- What this task involves: Write out the passage of the serum-testing article below, starting at "GE announced its" and ending at "US and Australia.".

- Supplied text:

GE Healthcare and Oritain launch testing service to combat serum fraud

Cell therapy firms will be able to authenticate the foetal bovie serum (FBS) they use through a testing programme launched by GE Healthcare and Oritain.

GE announced its partnership with testing services firm Oritain this week, explaining the idea is to help drug firms verify the origin of the FBS the use for culturing by comparing it with reference samples from low risk source countries, specifically New Zeland, the US and Australia.

Robert Curry, GE Healthcare senior product manager for cell culture serum, told us "Since FBS is derived from animals, the presence of virus and other infectious agents in serum is unavoidable and different countries of origin present different levels of risk of these agents being present.

"Consequently, the country of origin is of utmost priority“ he continued, adding "in addition, many manufactures have specific countries of origin written into their regulatory filing. "

Serum fraud

Serum from low risk countries – those where the icidence of bovine illnesses like mad cow disease and foot and mouth is low – is more expensive than countries where such diseases are more common.

Stored data entries:
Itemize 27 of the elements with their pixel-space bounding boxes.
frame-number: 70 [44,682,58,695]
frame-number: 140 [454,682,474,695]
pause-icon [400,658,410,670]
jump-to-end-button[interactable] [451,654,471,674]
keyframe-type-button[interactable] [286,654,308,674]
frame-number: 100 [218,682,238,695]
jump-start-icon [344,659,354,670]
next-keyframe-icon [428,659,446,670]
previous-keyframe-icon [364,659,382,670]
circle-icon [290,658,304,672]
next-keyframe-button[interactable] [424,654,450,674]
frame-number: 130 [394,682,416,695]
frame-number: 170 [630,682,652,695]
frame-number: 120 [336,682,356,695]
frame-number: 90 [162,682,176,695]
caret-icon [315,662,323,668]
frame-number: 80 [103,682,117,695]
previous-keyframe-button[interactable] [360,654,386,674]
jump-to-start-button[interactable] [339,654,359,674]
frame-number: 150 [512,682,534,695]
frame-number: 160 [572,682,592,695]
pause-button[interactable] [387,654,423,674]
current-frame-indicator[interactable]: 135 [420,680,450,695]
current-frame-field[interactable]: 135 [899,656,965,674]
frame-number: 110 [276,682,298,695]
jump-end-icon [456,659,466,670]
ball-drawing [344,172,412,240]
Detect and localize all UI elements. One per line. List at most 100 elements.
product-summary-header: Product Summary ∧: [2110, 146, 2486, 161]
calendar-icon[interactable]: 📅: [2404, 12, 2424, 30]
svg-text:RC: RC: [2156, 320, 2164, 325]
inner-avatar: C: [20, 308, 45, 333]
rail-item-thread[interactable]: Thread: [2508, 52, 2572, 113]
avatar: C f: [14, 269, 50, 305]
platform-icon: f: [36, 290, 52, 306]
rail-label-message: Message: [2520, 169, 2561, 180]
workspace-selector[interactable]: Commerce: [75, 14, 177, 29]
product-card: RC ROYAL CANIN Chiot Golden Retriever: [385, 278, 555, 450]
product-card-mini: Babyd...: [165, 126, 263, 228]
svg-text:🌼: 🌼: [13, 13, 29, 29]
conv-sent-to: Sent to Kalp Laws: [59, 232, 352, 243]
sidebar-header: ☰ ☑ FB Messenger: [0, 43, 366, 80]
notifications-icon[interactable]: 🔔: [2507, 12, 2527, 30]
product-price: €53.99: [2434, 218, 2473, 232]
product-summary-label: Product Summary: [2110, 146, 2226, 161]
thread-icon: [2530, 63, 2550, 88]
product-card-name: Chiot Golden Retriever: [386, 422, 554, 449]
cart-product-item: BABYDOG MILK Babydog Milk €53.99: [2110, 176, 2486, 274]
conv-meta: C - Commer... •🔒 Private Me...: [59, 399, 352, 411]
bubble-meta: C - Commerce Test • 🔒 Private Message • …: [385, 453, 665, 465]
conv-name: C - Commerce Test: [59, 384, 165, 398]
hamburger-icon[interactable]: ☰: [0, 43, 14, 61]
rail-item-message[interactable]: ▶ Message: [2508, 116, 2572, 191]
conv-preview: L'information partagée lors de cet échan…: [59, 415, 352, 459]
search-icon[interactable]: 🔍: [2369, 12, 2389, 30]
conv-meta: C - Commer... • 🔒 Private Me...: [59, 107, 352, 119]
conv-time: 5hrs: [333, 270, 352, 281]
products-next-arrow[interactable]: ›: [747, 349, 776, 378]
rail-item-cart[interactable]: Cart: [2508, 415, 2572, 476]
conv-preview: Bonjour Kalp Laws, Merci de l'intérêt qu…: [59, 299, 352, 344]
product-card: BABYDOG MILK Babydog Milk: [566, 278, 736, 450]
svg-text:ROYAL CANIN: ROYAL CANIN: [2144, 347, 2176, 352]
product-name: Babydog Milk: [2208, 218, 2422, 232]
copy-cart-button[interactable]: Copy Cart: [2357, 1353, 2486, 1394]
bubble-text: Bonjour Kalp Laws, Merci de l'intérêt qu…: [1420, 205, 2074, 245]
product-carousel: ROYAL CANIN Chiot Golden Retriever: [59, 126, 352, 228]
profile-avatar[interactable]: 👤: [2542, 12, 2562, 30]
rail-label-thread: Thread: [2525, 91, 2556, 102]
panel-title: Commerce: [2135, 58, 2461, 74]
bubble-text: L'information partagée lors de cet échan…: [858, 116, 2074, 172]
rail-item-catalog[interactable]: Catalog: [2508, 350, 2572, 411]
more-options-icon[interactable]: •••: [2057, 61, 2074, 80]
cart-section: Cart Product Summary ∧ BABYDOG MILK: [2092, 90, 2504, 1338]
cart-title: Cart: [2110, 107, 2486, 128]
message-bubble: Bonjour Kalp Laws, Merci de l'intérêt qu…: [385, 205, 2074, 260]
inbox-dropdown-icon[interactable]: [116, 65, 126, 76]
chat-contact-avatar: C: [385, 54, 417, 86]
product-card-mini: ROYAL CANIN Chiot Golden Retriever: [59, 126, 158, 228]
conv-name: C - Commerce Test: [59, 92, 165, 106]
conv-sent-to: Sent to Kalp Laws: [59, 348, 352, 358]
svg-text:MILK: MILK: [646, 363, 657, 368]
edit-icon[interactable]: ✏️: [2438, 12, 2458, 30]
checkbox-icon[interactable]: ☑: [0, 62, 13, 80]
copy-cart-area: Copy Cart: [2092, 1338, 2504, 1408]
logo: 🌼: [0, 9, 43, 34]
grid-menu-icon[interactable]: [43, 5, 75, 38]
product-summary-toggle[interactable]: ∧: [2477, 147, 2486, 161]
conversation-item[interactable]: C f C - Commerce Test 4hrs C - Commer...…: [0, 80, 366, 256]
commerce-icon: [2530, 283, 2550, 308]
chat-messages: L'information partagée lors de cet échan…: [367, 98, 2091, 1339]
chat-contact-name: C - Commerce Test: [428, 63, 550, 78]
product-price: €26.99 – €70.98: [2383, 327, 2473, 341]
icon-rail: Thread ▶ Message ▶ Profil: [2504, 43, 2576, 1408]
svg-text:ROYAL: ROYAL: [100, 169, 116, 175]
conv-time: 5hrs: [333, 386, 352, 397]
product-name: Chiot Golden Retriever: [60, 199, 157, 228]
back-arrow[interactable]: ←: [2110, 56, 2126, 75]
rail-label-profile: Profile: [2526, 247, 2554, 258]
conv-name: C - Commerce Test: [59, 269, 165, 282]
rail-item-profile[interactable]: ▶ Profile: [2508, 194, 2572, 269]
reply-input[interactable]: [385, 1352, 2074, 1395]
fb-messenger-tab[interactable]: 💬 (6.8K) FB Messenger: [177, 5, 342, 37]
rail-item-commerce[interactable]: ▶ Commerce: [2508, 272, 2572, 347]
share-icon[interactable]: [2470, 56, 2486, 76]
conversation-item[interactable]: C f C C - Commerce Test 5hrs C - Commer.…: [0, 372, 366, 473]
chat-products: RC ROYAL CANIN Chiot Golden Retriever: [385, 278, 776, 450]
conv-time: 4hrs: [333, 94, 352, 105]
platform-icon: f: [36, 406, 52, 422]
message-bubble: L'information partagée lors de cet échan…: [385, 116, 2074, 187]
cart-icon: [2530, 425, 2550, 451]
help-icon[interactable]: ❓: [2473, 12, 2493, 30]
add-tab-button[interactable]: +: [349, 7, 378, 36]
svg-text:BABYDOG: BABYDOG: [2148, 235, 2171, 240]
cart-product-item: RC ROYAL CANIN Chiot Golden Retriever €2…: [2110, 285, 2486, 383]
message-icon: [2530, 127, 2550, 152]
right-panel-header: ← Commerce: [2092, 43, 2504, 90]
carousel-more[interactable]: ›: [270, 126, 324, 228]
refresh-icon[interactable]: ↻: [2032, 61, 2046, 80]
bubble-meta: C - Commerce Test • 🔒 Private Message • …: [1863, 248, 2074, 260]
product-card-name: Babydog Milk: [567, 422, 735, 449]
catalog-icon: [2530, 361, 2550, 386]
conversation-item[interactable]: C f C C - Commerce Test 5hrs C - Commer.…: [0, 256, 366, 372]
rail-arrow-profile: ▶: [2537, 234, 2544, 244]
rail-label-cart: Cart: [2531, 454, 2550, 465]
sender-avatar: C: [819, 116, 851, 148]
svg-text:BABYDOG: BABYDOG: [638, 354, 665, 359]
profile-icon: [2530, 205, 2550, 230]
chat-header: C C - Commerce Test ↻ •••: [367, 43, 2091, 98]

- Task output:
GE announced its partnership with testing services firm Oritain this week, explaining the idea is to help drug firms verify the origin of the FBS the use for culturing by comparing it with reference samples from low risk source countries, specifically New Zeland, the US and Australia.